WRITTEN REQUEST
Your task is to transcribe all of the records exactly and leave out the pictures.
___ LISTED ENTRIES ___
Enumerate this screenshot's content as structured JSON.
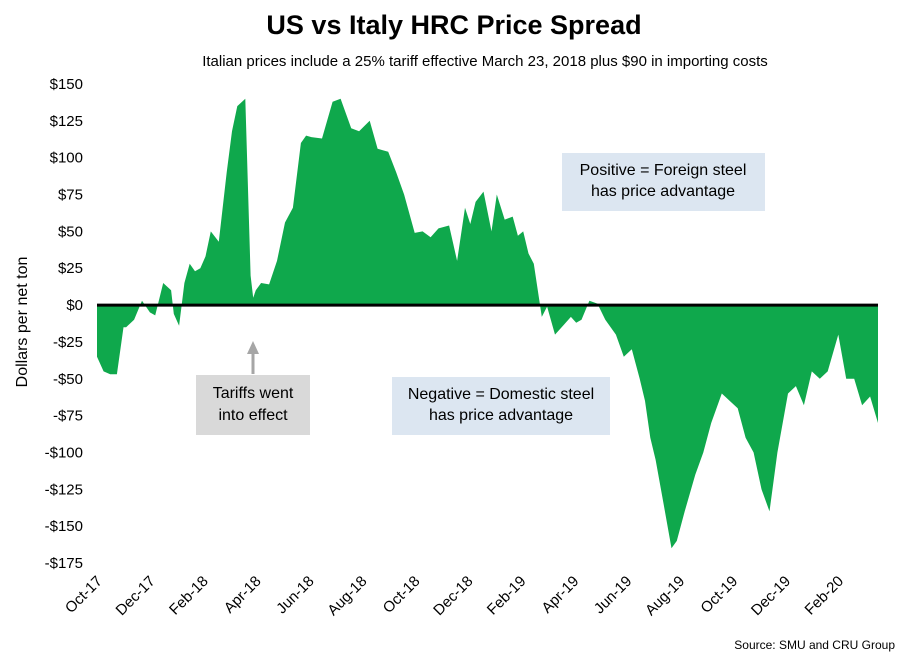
{
  "chart_data": {
    "type": "area",
    "title": "US vs Italy HRC Price Spread",
    "subtitle": "Italian prices include a 25% tariff effective March 23, 2018 plus $90 in importing costs",
    "ylabel": "Dollars per net ton",
    "xlabel": "",
    "ylim": [
      -175,
      150
    ],
    "y_ticks": [
      150,
      125,
      100,
      75,
      50,
      25,
      0,
      -25,
      -50,
      -75,
      -100,
      -125,
      -150,
      -175
    ],
    "y_tick_labels": [
      "$150",
      "$125",
      "$100",
      "$75",
      "$50",
      "$25",
      "$0",
      "-$25",
      "-$50",
      "-$75",
      "-$100",
      "-$125",
      "-$150",
      "-$175"
    ],
    "x_range": [
      0,
      29.5
    ],
    "x_tick_positions": [
      0,
      2,
      4,
      6,
      8,
      10,
      12,
      14,
      16,
      18,
      20,
      22,
      24,
      26,
      28
    ],
    "x_tick_labels": [
      "Oct-17",
      "Dec-17",
      "Feb-18",
      "Apr-18",
      "Jun-18",
      "Aug-18",
      "Oct-18",
      "Dec-18",
      "Feb-19",
      "Apr-19",
      "Jun-19",
      "Aug-19",
      "Oct-19",
      "Dec-19",
      "Feb-20"
    ],
    "fill_color": "#0fa84c",
    "zero_line_color": "#000000",
    "series": [
      {
        "name": "US vs Italy HRC price spread",
        "x": [
          0,
          0.25,
          0.5,
          0.75,
          1.0,
          1.1,
          1.4,
          1.7,
          2.0,
          2.2,
          2.5,
          2.8,
          2.9,
          3.1,
          3.3,
          3.5,
          3.7,
          3.9,
          4.1,
          4.3,
          4.6,
          4.9,
          5.1,
          5.3,
          5.6,
          5.8,
          5.9,
          6.0,
          6.2,
          6.5,
          6.8,
          7.1,
          7.4,
          7.7,
          7.9,
          8.1,
          8.5,
          8.9,
          9.2,
          9.6,
          9.9,
          10.3,
          10.6,
          11.0,
          11.3,
          11.6,
          12.0,
          12.3,
          12.6,
          12.9,
          13.3,
          13.6,
          13.9,
          14.1,
          14.3,
          14.6,
          14.9,
          15.1,
          15.4,
          15.7,
          15.9,
          16.1,
          16.3,
          16.5,
          16.8,
          17.0,
          17.3,
          17.6,
          17.9,
          18.1,
          18.3,
          18.6,
          18.9,
          19.2,
          19.6,
          19.9,
          20.2,
          20.5,
          20.7,
          20.9,
          21.1,
          21.4,
          21.7,
          21.9,
          22.2,
          22.6,
          22.9,
          23.2,
          23.6,
          23.9,
          24.2,
          24.5,
          24.8,
          25.1,
          25.4,
          25.7,
          26.1,
          26.4,
          26.7,
          27.0,
          27.3,
          27.6,
          28.0,
          28.3,
          28.6,
          28.9,
          29.2,
          29.5
        ],
        "y": [
          -35,
          -45,
          -47,
          -47,
          -15,
          -15,
          -10,
          3,
          -5,
          -7,
          15,
          10,
          -6,
          -14,
          15,
          28,
          23,
          25,
          33,
          50,
          43,
          90,
          118,
          135,
          140,
          20,
          5,
          10,
          15,
          14,
          30,
          56,
          66,
          110,
          115,
          114,
          113,
          138,
          140,
          120,
          118,
          125,
          106,
          104,
          90,
          75,
          49,
          50,
          46,
          52,
          54,
          30,
          66,
          55,
          70,
          77,
          50,
          75,
          58,
          60,
          47,
          50,
          35,
          28,
          -8,
          -1,
          -20,
          -14,
          -8,
          -12,
          -10,
          3,
          1,
          -10,
          -20,
          -35,
          -30,
          -50,
          -65,
          -90,
          -105,
          -135,
          -165,
          -160,
          -140,
          -115,
          -100,
          -80,
          -60,
          -65,
          -70,
          -90,
          -100,
          -125,
          -140,
          -100,
          -60,
          -55,
          -68,
          -45,
          -50,
          -45,
          -20,
          -50,
          -50,
          -68,
          -62,
          -80
        ]
      }
    ],
    "annotations": {
      "positive_box": {
        "line1": "Positive = Foreign steel",
        "line2": "has price advantage",
        "fill": "#dce6f1"
      },
      "negative_box": {
        "line1": "Negative = Domestic steel",
        "line2": "has price advantage",
        "fill": "#dce6f1"
      },
      "tariff_box": {
        "line1": "Tariffs went",
        "line2": "into effect",
        "fill": "#d9d9d9",
        "arrow_color": "#a6a6a6"
      }
    },
    "source": "Source: SMU and CRU Group",
    "grid": false
  }
}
___
RESULT OF THE EXERCISE
Enumerate this screenshot's content as structured JSON.
{
  "chart_data": {
    "type": "area",
    "title": "US vs Italy HRC Price Spread",
    "subtitle": "Italian prices include a 25% tariff effective March 23, 2018 plus $90 in importing costs",
    "ylabel": "Dollars per net ton",
    "xlabel": "",
    "ylim": [
      -175,
      150
    ],
    "y_ticks": [
      150,
      125,
      100,
      75,
      50,
      25,
      0,
      -25,
      -50,
      -75,
      -100,
      -125,
      -150,
      -175
    ],
    "y_tick_labels": [
      "$150",
      "$125",
      "$100",
      "$75",
      "$50",
      "$25",
      "$0",
      "-$25",
      "-$50",
      "-$75",
      "-$100",
      "-$125",
      "-$150",
      "-$175"
    ],
    "x_range": [
      0,
      29.5
    ],
    "x_tick_positions": [
      0,
      2,
      4,
      6,
      8,
      10,
      12,
      14,
      16,
      18,
      20,
      22,
      24,
      26,
      28
    ],
    "x_tick_labels": [
      "Oct-17",
      "Dec-17",
      "Feb-18",
      "Apr-18",
      "Jun-18",
      "Aug-18",
      "Oct-18",
      "Dec-18",
      "Feb-19",
      "Apr-19",
      "Jun-19",
      "Aug-19",
      "Oct-19",
      "Dec-19",
      "Feb-20"
    ],
    "fill_color": "#0fa84c",
    "zero_line_color": "#000000",
    "series": [
      {
        "name": "US vs Italy HRC price spread",
        "x": [
          0,
          0.25,
          0.5,
          0.75,
          1.0,
          1.1,
          1.4,
          1.7,
          2.0,
          2.2,
          2.5,
          2.8,
          2.9,
          3.1,
          3.3,
          3.5,
          3.7,
          3.9,
          4.1,
          4.3,
          4.6,
          4.9,
          5.1,
          5.3,
          5.6,
          5.8,
          5.9,
          6.0,
          6.2,
          6.5,
          6.8,
          7.1,
          7.4,
          7.7,
          7.9,
          8.1,
          8.5,
          8.9,
          9.2,
          9.6,
          9.9,
          10.3,
          10.6,
          11.0,
          11.3,
          11.6,
          12.0,
          12.3,
          12.6,
          12.9,
          13.3,
          13.6,
          13.9,
          14.1,
          14.3,
          14.6,
          14.9,
          15.1,
          15.4,
          15.7,
          15.9,
          16.1,
          16.3,
          16.5,
          16.8,
          17.0,
          17.3,
          17.6,
          17.9,
          18.1,
          18.3,
          18.6,
          18.9,
          19.2,
          19.6,
          19.9,
          20.2,
          20.5,
          20.7,
          20.9,
          21.1,
          21.4,
          21.7,
          21.9,
          22.2,
          22.6,
          22.9,
          23.2,
          23.6,
          23.9,
          24.2,
          24.5,
          24.8,
          25.1,
          25.4,
          25.7,
          26.1,
          26.4,
          26.7,
          27.0,
          27.3,
          27.6,
          28.0,
          28.3,
          28.6,
          28.9,
          29.2,
          29.5
        ],
        "y": [
          -35,
          -45,
          -47,
          -47,
          -15,
          -15,
          -10,
          3,
          -5,
          -7,
          15,
          10,
          -6,
          -14,
          15,
          28,
          23,
          25,
          33,
          50,
          43,
          90,
          118,
          135,
          140,
          20,
          5,
          10,
          15,
          14,
          30,
          56,
          66,
          110,
          115,
          114,
          113,
          138,
          140,
          120,
          118,
          125,
          106,
          104,
          90,
          75,
          49,
          50,
          46,
          52,
          54,
          30,
          66,
          55,
          70,
          77,
          50,
          75,
          58,
          60,
          47,
          50,
          35,
          28,
          -8,
          -1,
          -20,
          -14,
          -8,
          -12,
          -10,
          3,
          1,
          -10,
          -20,
          -35,
          -30,
          -50,
          -65,
          -90,
          -105,
          -135,
          -165,
          -160,
          -140,
          -115,
          -100,
          -80,
          -60,
          -65,
          -70,
          -90,
          -100,
          -125,
          -140,
          -100,
          -60,
          -55,
          -68,
          -45,
          -50,
          -45,
          -20,
          -50,
          -50,
          -68,
          -62,
          -80
        ]
      }
    ],
    "annotations": {
      "positive_box": {
        "line1": "Positive = Foreign steel",
        "line2": "has price advantage",
        "fill": "#dce6f1"
      },
      "negative_box": {
        "line1": "Negative = Domestic steel",
        "line2": "has price advantage",
        "fill": "#dce6f1"
      },
      "tariff_box": {
        "line1": "Tariffs went",
        "line2": "into effect",
        "fill": "#d9d9d9",
        "arrow_color": "#a6a6a6"
      }
    },
    "source": "Source: SMU and CRU Group",
    "grid": false
  }
}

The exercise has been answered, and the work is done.